• AIM: Work out how many lines hold the string "xlabel". The answer is a single number, nothing more.

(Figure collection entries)

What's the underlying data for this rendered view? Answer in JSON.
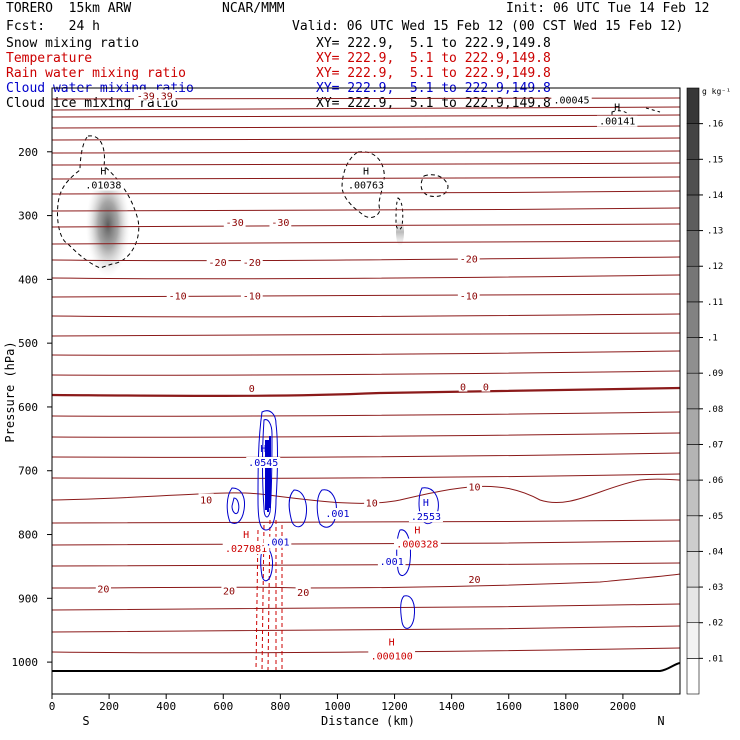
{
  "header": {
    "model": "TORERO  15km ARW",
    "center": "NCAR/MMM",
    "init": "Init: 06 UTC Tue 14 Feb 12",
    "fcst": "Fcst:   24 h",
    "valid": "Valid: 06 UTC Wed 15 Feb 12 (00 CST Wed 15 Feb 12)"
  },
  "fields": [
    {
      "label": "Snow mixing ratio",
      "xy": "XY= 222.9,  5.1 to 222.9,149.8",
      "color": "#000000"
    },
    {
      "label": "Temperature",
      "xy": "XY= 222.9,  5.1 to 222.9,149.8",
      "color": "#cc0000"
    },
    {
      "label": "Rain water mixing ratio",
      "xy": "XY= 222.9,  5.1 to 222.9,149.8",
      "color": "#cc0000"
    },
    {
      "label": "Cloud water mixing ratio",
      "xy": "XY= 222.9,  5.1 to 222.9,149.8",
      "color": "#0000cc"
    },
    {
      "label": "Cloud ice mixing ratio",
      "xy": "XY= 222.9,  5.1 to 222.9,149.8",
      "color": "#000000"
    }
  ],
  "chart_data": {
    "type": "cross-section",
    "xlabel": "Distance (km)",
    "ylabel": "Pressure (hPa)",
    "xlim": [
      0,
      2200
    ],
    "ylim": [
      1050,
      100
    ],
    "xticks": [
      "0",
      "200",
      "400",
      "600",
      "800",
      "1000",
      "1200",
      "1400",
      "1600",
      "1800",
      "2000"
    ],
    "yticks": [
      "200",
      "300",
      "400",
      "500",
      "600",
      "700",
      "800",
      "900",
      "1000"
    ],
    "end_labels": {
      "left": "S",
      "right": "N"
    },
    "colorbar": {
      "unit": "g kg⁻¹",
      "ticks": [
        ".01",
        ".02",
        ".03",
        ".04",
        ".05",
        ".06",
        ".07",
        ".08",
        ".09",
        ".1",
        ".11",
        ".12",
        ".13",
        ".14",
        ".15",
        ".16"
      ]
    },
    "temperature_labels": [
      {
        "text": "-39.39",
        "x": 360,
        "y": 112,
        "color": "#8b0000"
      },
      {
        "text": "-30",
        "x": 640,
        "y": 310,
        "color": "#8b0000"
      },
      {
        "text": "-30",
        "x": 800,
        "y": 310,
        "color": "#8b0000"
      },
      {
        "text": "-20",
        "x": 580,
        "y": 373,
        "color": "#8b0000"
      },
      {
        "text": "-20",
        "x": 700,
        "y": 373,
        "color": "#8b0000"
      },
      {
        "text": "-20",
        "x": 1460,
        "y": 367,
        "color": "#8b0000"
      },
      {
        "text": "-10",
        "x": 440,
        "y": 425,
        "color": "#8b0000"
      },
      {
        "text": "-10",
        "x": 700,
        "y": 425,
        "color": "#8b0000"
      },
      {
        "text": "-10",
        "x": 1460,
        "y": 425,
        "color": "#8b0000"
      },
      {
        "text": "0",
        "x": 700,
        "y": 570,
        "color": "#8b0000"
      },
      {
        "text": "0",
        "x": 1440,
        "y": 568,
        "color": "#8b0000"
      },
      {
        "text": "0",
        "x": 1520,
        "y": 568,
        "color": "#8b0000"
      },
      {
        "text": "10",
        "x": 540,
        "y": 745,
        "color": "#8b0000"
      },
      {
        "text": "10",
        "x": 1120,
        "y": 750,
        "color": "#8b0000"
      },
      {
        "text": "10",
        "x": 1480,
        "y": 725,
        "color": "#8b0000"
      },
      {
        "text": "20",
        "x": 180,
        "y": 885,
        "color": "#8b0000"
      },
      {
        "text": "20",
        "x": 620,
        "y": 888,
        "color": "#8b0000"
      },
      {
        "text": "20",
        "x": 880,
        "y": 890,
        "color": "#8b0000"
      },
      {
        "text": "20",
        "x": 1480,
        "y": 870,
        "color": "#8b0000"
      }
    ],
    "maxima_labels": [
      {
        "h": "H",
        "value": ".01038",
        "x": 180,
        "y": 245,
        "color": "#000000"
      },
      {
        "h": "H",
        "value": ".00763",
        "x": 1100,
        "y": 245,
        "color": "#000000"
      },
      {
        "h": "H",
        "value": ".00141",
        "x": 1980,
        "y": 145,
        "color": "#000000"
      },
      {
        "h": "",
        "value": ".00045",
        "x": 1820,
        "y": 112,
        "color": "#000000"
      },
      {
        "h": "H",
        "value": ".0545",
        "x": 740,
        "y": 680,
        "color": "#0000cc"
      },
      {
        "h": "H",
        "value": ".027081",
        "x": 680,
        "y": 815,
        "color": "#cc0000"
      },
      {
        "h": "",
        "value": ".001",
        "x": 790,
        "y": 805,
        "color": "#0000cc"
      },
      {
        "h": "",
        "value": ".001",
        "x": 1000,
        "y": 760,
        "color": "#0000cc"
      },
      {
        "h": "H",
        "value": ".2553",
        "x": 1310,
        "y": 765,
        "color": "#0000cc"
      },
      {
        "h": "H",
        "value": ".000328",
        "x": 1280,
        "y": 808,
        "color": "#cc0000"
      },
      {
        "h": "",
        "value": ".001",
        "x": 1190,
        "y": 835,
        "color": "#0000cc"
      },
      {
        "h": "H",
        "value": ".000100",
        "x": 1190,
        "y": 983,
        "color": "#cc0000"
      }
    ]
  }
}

...

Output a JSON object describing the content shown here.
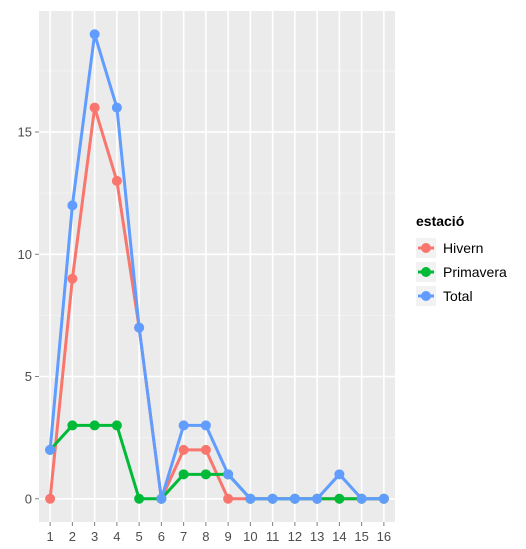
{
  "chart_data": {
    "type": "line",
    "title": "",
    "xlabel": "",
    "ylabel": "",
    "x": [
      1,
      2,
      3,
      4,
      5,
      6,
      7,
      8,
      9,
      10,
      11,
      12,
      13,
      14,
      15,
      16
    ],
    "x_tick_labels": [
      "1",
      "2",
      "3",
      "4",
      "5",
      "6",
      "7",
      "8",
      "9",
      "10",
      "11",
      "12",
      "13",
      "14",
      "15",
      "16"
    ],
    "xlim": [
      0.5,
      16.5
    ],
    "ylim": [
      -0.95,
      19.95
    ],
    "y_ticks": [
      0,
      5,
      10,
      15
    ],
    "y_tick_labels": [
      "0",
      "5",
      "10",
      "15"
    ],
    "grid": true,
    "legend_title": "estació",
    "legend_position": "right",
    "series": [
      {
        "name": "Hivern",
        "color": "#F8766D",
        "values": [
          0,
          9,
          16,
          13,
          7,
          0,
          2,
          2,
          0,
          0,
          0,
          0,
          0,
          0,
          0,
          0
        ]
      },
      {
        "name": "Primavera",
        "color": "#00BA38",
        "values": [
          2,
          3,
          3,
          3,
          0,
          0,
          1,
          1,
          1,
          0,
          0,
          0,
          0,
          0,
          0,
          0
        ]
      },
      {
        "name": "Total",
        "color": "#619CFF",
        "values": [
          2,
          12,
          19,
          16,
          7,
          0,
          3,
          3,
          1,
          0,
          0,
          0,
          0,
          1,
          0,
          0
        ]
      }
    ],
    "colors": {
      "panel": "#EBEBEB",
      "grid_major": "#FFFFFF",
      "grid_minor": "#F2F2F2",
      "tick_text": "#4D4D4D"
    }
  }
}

* * *

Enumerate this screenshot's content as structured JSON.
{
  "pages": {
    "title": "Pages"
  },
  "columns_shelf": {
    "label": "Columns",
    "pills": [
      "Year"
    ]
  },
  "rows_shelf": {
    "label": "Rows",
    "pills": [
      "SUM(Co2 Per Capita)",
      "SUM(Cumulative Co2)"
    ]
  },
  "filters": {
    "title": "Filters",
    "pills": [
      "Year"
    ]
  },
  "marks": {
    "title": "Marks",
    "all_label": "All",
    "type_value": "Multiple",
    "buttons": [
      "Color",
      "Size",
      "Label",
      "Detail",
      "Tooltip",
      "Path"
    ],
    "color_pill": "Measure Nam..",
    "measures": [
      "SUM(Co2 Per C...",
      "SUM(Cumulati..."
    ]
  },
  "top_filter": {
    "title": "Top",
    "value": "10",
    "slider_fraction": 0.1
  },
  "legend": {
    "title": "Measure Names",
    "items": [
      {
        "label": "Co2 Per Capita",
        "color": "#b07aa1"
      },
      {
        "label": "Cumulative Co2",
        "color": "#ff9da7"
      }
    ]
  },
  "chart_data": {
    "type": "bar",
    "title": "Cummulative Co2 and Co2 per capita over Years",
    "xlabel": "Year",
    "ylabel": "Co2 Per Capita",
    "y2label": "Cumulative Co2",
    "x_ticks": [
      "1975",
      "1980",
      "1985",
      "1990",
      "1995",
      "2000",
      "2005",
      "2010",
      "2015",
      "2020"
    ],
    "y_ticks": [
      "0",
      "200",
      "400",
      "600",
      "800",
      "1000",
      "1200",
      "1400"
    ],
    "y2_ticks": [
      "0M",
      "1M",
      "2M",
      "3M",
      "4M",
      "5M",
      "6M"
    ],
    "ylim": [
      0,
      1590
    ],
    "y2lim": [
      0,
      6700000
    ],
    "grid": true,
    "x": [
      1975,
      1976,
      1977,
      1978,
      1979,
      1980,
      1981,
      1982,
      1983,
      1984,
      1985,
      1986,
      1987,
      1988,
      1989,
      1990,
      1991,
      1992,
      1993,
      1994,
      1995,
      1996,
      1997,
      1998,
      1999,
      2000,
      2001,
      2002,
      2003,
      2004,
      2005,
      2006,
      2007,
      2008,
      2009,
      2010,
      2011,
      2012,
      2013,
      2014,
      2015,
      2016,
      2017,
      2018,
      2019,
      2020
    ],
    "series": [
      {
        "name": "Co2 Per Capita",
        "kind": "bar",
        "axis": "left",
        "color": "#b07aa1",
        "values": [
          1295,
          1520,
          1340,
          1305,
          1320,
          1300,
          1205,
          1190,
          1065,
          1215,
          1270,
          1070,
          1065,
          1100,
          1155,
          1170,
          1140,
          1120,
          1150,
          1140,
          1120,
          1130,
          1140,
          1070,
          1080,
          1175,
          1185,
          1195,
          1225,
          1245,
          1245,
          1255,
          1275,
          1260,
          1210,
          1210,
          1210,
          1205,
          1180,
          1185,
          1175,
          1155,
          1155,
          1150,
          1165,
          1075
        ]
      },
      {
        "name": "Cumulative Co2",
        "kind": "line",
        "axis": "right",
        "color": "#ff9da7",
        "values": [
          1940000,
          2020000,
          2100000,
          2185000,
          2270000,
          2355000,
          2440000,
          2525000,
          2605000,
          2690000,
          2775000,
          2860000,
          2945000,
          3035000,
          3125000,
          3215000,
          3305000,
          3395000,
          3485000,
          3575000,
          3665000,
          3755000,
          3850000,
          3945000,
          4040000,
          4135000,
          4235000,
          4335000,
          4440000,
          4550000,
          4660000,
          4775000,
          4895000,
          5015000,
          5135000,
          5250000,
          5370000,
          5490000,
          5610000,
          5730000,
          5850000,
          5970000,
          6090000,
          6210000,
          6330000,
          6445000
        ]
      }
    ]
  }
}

• WORKED SOLUTION: 3